• _REQUEST_
Copy out the listing below line for line without changing anything, but leave out the picture placeholders.

##### EXTRACTED ENTRIES

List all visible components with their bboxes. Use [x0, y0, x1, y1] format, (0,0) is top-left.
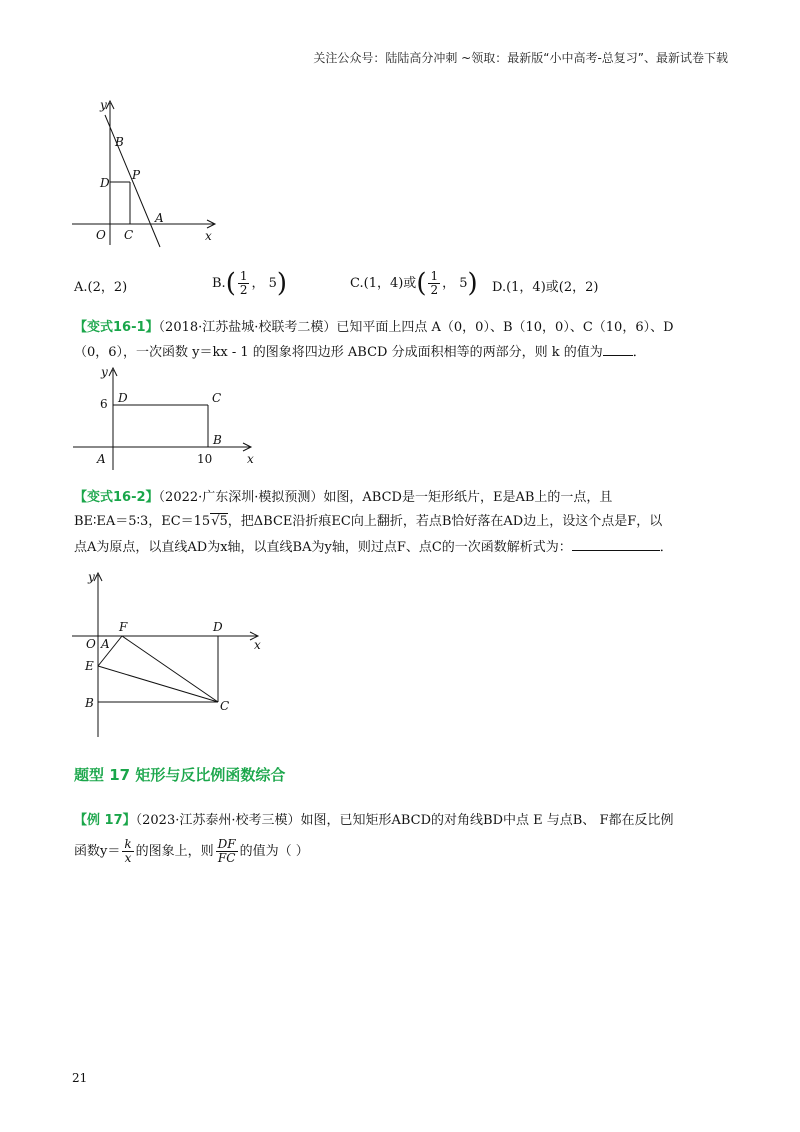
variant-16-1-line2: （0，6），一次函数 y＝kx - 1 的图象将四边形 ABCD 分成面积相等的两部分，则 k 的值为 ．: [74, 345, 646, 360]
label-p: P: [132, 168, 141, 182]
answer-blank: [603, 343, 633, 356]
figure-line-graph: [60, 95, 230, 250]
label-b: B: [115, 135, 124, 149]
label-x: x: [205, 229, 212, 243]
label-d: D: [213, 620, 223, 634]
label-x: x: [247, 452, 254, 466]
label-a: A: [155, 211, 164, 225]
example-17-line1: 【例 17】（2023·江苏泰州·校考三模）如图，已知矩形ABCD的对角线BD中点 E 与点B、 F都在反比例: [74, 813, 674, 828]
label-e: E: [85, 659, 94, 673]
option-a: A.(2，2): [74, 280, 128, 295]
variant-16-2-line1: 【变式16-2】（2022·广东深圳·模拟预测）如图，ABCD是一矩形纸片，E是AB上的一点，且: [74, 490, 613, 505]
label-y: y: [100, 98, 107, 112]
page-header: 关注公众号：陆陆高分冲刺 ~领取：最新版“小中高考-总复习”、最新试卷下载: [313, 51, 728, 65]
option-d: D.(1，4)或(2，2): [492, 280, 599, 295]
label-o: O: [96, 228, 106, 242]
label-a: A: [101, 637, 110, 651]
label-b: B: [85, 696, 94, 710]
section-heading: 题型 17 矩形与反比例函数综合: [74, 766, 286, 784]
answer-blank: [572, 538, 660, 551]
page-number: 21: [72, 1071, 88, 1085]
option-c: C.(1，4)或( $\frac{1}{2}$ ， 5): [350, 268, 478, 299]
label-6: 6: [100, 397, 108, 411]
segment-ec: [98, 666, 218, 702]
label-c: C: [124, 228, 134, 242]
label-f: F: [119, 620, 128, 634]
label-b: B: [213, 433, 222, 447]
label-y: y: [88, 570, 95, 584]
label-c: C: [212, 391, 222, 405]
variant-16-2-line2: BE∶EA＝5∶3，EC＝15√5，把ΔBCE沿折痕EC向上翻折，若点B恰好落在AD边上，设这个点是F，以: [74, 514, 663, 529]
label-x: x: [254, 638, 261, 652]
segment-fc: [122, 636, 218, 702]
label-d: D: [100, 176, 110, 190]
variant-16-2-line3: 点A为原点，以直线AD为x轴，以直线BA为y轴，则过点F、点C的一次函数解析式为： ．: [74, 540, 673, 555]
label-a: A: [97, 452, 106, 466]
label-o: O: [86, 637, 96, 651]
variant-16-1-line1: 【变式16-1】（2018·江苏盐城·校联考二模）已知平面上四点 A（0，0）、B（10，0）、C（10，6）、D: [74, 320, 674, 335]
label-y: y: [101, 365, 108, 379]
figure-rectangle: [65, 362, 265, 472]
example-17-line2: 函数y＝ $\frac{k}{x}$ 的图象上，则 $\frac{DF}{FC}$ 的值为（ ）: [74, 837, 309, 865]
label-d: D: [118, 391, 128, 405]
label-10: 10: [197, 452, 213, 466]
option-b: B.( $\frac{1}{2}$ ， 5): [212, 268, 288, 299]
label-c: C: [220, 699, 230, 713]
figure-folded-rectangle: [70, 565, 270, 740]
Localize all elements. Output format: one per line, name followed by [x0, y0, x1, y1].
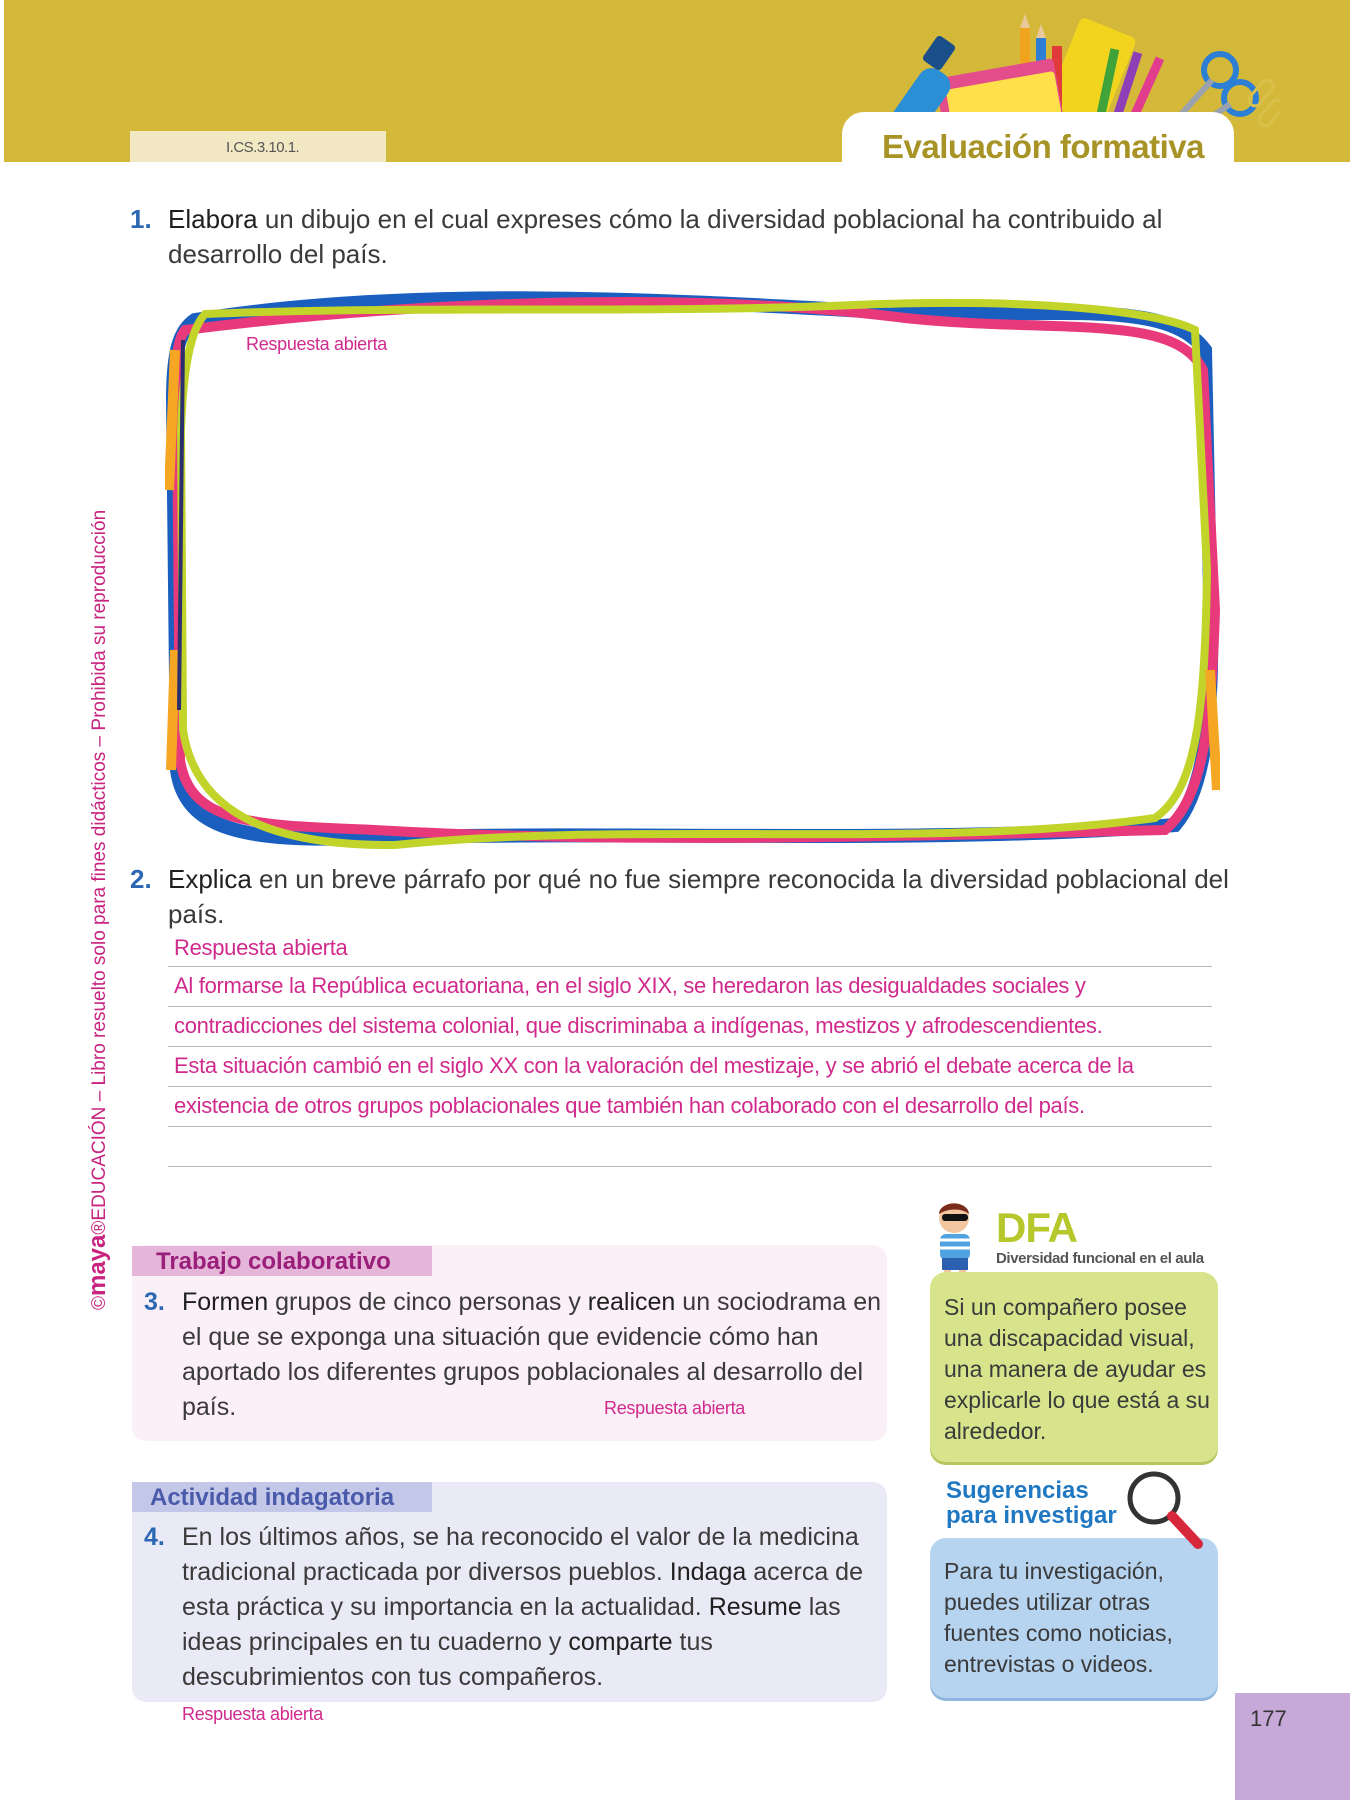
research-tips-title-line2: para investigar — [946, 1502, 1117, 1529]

##########

• _SOLUTION FOR THIS EXERCISE_
List all visible components with their bboxes. Use [x0, y0, x1, y1] format, (0,0) is top-left.
variant-16-1-line2: （0，6），一次函数 y＝kx - 1 的图象将四边形 ABCD 分成面积相等的两部分，则 k 的值为 ．: [74, 345, 646, 360]
label-p: P: [132, 168, 141, 182]
answer-blank: [603, 343, 633, 356]
figure-line-graph: [60, 95, 230, 250]
label-b: B: [115, 135, 124, 149]
label-x: x: [205, 229, 212, 243]
label-d: D: [213, 620, 223, 634]
label-x: x: [247, 452, 254, 466]
label-a: A: [155, 211, 164, 225]
example-17-line1: 【例 17】（2023·江苏泰州·校考三模）如图，已知矩形ABCD的对角线BD中点 E 与点B、 F都在反比例: [74, 813, 674, 828]
label-e: E: [85, 659, 94, 673]
option-a: A.(2，2): [74, 280, 128, 295]
variant-16-2-line1: 【变式16-2】（2022·广东深圳·模拟预测）如图，ABCD是一矩形纸片，E是AB上的一点，且: [74, 490, 613, 505]
label-y: y: [100, 98, 107, 112]
page-header: 关注公众号：陆陆高分冲刺 ~领取：最新版“小中高考-总复习”、最新试卷下载: [313, 51, 728, 65]
option-d: D.(1，4)或(2，2): [492, 280, 599, 295]
label-o: O: [96, 228, 106, 242]
label-a: A: [101, 637, 110, 651]
label-b: B: [85, 696, 94, 710]
section-heading: 题型 17 矩形与反比例函数综合: [74, 766, 286, 784]
answer-blank: [572, 538, 660, 551]
page-number: 21: [72, 1071, 88, 1085]
option-c: C.(1，4)或( $\frac{1}{2}$ ， 5): [350, 268, 478, 299]
label-6: 6: [100, 397, 108, 411]
segment-ec: [98, 666, 218, 702]
label-c: C: [124, 228, 134, 242]
label-f: F: [119, 620, 128, 634]
label-b: B: [213, 433, 222, 447]
label-y: y: [88, 570, 95, 584]
label-c: C: [212, 391, 222, 405]
variant-16-2-line2: BE∶EA＝5∶3，EC＝15√5，把ΔBCE沿折痕EC向上翻折，若点B恰好落在AD边上，设这个点是F，以: [74, 514, 663, 529]
label-x: x: [254, 638, 261, 652]
segment-fc: [122, 636, 218, 702]
label-d: D: [100, 176, 110, 190]
variant-16-2-line3: 点A为原点，以直线AD为x轴，以直线BA为y轴，则过点F、点C的一次函数解析式为： ．: [74, 540, 673, 555]
label-a: A: [97, 452, 106, 466]
label-o: O: [86, 637, 96, 651]
variant-16-1-line1: 【变式16-1】（2018·江苏盐城·校联考二模）已知平面上四点 A（0，0）、B（10，0）、C（10，6）、D: [74, 320, 674, 335]
label-y: y: [101, 365, 108, 379]
figure-rectangle: [65, 362, 265, 472]
example-17-line2: 函数y＝ $\frac{k}{x}$ 的图象上，则 $\frac{DF}{FC}$ 的值为（ ）: [74, 837, 309, 865]
label-d: D: [118, 391, 128, 405]
label-10: 10: [197, 452, 213, 466]
option-b: B.( $\frac{1}{2}$ ， 5): [212, 268, 288, 299]
label-c: C: [220, 699, 230, 713]
figure-folded-rectangle: [70, 565, 270, 740]
Localize all elements. Output format: one per line, name followed by [x0, y0, x1, y1].
research-tips-title-line2: para investigar — [946, 1502, 1117, 1529]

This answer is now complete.